Stored items from a collection
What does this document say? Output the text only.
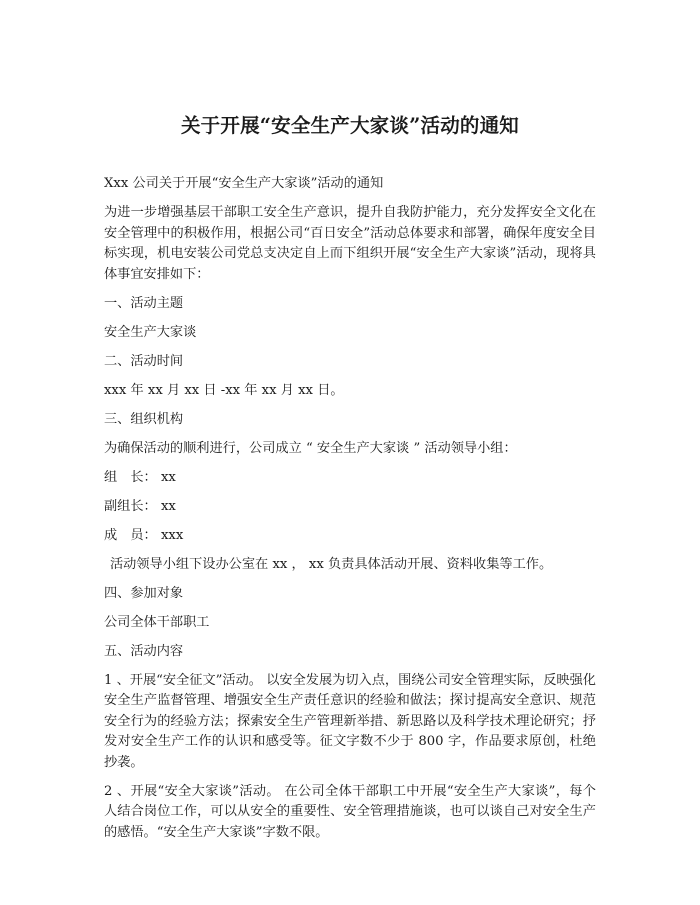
关于开展“安全生产大家谈”活动的通知

Xxx 公司关于开展“安全生产大家谈”活动的通知

为进一步增强基层干部职工安全生产意识，提升自我防护能力，充分发挥安全文化在安全管理中的积极作用，根据公司“百日安全”活动总体要求和部署，确保年度安全目标实现，机电安装公司党总支决定自上而下组织开展“安全生产大家谈”活动，现将具体事宜安排如下：

一、活动主题

安全生产大家谈

二、活动时间

xxx 年 xx 月 xx 日 -xx 年 xx 月 xx 日。

三、组织机构

为确保活动的顺利进行，公司成立 “ 安全生产大家谈 ” 活动领导小组：

组　长： xx

副组长： xx

成　员： xxx

活动领导小组下设办公室在 xx ， xx 负责具体活动开展、资料收集等工作。

四、参加对象

公司全体干部职工

五、活动内容

1 、开展“安全征文”活动。 以安全发展为切入点，围绕公司安全管理实际，反映强化安全生产监督管理、增强安全生产责任意识的经验和做法；探讨提高安全意识、规范安全行为的经验方法；探索安全生产管理新举措、新思路以及科学技术理论研究；抒发对安全生产工作的认识和感受等。征文字数不少于 800 字，作品要求原创，杜绝抄袭。

2 、开展“安全大家谈”活动。 在公司全体干部职工中开展“安全生产大家谈”，每个人结合岗位工作，可以从安全的重要性、安全管理措施谈，也可以谈自己对安全生产的感悟。“安全生产大家谈”字数不限。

### To be done
Find all lines with "安全生产大家谈" in them and copy each one.

### Problem solution
关于开展“安全生产大家谈”活动的通知
Xxx 公司关于开展“安全生产大家谈”活动的通知
为进一步增强基层干部职工安全生产意识，提升自我防护能力，充分发挥安全文化在安全管理中的积极作用，根据公司“百日安全”活动总体要求和部署，确保年度安全目标实现，机电安装公司党总支决定自上而下组织开展“安全生产大家谈”活动，现将具体事宜安排如下：
安全生产大家谈
为确保活动的顺利进行，公司成立 “ 安全生产大家谈 ” 活动领导小组：
2 、开展“安全大家谈”活动。 在公司全体干部职工中开展“安全生产大家谈”，每个人结合岗位工作，可以从安全的重要性、安全管理措施谈，也可以谈自己对安全生产的感悟。“安全生产大家谈”字数不限。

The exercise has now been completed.